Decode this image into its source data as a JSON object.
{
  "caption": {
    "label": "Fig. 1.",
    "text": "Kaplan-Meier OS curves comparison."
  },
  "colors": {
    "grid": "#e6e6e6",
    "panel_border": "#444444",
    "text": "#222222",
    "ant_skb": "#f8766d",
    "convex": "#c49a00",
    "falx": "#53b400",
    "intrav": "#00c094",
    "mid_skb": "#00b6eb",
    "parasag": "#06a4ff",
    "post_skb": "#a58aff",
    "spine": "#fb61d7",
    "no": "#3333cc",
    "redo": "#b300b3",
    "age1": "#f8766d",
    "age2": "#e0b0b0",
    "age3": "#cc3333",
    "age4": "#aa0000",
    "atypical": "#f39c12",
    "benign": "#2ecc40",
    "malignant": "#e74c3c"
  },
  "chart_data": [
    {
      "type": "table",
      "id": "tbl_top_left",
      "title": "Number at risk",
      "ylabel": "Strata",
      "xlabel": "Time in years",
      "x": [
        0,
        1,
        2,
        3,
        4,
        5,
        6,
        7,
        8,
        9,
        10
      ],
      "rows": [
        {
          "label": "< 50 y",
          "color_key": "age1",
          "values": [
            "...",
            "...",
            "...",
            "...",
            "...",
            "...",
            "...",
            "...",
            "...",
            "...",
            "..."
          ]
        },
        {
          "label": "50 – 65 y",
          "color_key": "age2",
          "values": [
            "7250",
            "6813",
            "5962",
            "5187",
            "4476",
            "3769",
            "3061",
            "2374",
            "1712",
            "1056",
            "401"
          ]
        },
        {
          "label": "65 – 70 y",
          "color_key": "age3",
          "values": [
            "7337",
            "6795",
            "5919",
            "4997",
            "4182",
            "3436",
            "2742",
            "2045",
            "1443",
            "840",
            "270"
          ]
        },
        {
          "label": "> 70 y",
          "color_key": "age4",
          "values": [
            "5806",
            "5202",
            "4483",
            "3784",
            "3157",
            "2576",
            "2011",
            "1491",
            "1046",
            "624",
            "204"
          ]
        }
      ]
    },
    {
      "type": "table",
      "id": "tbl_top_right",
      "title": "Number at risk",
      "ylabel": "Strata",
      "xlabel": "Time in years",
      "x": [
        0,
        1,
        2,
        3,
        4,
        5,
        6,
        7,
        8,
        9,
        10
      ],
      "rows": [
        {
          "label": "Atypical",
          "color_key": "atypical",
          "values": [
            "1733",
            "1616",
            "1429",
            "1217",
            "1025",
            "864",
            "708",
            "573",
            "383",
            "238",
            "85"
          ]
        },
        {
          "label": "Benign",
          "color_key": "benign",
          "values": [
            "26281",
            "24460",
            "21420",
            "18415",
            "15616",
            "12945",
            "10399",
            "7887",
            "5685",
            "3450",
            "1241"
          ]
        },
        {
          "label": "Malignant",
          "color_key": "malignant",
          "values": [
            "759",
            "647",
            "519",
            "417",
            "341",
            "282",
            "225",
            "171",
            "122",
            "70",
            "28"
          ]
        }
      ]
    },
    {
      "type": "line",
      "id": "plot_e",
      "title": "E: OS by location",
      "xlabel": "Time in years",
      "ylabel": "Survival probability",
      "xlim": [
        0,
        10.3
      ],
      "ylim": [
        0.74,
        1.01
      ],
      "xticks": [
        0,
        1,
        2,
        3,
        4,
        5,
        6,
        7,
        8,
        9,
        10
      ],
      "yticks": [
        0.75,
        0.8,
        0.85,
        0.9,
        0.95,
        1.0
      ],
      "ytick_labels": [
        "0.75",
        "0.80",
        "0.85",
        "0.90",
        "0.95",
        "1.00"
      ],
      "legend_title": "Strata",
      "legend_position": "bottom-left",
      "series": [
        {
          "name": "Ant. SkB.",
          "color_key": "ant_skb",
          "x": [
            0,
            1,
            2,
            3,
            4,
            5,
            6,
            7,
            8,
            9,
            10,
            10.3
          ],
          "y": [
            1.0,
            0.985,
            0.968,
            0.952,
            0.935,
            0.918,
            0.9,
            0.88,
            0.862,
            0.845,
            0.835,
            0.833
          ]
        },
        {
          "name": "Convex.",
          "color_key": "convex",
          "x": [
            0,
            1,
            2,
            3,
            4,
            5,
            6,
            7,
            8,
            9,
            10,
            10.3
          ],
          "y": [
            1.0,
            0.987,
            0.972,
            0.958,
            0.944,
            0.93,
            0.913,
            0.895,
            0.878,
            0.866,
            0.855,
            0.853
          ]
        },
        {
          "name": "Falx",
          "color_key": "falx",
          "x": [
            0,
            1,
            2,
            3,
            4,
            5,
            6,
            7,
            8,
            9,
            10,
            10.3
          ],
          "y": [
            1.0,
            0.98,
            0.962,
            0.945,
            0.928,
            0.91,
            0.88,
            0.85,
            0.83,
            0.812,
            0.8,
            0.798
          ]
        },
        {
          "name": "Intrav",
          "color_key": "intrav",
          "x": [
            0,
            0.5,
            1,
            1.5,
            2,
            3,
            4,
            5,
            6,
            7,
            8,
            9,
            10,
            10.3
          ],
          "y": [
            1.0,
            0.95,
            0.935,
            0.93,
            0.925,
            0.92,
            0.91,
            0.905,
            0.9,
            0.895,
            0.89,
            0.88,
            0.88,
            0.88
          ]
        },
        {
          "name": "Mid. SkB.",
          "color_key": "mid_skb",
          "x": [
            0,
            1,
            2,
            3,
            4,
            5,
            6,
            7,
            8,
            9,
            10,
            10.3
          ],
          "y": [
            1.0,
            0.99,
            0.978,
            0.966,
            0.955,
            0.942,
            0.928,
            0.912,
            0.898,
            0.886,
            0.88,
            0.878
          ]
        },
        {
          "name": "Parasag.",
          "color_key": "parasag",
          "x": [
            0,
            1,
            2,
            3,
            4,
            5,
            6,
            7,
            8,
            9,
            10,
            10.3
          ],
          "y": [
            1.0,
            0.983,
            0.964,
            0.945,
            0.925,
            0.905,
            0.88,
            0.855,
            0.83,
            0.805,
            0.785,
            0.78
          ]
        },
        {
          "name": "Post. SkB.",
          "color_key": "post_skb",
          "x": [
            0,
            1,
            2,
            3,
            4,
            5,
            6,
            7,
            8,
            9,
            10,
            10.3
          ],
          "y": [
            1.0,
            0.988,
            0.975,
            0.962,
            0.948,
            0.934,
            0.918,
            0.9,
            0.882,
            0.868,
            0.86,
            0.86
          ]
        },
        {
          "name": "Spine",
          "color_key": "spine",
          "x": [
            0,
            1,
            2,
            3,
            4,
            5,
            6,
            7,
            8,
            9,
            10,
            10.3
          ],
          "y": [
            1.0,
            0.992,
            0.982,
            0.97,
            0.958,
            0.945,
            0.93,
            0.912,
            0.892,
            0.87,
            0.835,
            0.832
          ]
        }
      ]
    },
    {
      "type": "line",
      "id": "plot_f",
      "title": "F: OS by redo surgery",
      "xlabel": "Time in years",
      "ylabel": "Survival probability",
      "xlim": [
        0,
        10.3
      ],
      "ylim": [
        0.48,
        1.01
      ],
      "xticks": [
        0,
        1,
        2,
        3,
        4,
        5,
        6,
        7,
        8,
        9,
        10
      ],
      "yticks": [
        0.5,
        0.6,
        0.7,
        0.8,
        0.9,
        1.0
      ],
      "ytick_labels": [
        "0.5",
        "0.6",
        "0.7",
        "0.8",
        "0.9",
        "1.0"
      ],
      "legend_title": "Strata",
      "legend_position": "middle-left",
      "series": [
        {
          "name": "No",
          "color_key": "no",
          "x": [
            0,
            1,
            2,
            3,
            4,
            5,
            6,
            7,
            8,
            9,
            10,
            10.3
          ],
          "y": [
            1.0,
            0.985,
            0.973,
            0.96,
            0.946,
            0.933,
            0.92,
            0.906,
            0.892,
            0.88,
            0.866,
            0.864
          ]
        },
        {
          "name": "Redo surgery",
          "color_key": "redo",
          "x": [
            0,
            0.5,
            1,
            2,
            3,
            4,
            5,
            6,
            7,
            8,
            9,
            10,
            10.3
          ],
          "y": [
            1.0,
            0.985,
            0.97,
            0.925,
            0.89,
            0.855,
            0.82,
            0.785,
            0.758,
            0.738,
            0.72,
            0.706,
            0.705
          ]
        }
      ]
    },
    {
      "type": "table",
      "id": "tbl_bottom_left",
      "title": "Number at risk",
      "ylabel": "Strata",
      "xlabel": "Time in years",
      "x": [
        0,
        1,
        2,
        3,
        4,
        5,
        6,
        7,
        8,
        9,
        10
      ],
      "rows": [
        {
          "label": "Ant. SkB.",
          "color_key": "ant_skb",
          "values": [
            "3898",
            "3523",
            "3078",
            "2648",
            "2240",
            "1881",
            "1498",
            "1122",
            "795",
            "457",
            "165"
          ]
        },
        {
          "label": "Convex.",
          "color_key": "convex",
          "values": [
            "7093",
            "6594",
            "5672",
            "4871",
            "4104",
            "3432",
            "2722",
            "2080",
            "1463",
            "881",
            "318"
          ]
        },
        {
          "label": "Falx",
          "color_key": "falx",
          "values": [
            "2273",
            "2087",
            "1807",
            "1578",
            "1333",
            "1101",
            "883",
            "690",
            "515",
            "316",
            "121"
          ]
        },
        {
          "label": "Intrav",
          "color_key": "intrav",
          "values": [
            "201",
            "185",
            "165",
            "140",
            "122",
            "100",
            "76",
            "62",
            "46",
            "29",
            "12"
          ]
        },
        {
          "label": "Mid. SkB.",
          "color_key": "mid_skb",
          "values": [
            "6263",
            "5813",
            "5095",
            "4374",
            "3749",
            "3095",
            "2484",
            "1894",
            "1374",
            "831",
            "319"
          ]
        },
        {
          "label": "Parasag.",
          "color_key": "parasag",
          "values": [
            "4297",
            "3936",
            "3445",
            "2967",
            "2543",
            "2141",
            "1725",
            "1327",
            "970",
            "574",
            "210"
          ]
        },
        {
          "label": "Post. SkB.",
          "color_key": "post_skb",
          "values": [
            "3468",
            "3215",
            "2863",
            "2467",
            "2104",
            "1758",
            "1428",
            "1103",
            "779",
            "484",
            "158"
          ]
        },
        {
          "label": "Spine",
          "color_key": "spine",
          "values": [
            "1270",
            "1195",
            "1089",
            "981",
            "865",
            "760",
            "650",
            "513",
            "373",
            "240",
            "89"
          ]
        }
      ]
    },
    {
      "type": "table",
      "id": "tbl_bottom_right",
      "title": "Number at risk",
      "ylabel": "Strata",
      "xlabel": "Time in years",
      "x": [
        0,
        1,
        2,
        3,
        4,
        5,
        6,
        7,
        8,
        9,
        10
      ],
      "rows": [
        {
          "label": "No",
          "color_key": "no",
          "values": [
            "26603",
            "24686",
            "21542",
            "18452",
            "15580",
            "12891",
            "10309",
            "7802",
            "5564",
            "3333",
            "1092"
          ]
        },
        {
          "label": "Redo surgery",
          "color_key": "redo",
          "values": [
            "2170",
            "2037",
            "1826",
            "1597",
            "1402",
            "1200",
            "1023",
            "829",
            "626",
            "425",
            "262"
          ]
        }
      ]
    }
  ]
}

— Requirements —
Gather each line holding the string "text".

— Solution —
    "text": "Kaplan-Meier OS curves comparison."
    "text": "#222222",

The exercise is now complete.